* _Set task_
Go through the listing below and list every line with "color".

**** The data

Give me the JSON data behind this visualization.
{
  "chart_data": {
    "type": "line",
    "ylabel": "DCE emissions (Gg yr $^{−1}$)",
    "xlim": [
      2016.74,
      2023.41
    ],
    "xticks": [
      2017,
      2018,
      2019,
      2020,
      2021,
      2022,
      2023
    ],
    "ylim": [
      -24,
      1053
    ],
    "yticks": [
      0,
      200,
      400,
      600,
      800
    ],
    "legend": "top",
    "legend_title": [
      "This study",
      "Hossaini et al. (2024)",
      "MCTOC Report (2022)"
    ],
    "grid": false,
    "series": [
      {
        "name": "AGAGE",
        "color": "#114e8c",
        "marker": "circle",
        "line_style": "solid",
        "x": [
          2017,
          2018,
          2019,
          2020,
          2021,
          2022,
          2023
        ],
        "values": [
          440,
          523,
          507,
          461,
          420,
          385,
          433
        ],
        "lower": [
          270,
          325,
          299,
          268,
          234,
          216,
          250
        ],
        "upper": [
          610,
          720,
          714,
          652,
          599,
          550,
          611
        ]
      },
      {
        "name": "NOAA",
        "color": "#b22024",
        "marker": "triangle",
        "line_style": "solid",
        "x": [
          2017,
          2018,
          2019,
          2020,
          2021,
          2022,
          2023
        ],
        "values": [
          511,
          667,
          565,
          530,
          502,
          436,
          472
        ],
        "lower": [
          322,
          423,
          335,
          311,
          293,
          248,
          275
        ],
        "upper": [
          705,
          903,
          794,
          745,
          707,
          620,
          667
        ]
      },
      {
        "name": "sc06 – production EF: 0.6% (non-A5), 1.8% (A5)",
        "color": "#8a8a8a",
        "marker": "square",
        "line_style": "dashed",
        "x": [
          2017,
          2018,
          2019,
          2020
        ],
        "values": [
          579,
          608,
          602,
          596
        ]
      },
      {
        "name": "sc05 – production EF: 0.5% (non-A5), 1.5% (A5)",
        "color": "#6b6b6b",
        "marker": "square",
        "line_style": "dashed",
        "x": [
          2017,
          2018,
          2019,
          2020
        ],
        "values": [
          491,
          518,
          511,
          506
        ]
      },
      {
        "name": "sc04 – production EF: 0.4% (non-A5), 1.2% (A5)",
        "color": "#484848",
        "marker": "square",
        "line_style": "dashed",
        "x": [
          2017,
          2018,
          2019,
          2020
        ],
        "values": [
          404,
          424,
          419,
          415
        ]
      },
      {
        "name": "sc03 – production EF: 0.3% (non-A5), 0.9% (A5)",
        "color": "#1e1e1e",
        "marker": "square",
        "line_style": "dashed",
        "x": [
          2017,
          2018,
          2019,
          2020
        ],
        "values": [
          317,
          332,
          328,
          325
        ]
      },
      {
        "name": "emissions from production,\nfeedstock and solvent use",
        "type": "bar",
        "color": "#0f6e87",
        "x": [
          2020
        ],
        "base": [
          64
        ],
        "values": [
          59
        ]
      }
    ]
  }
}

********

* _Written answer_
        "color": "#114e8c",
        "color": "#b22024",
        "color": "#8a8a8a",
        "color": "#6b6b6b",
        "color": "#484848",
        "color": "#1e1e1e",
        "color": "#0f6e87",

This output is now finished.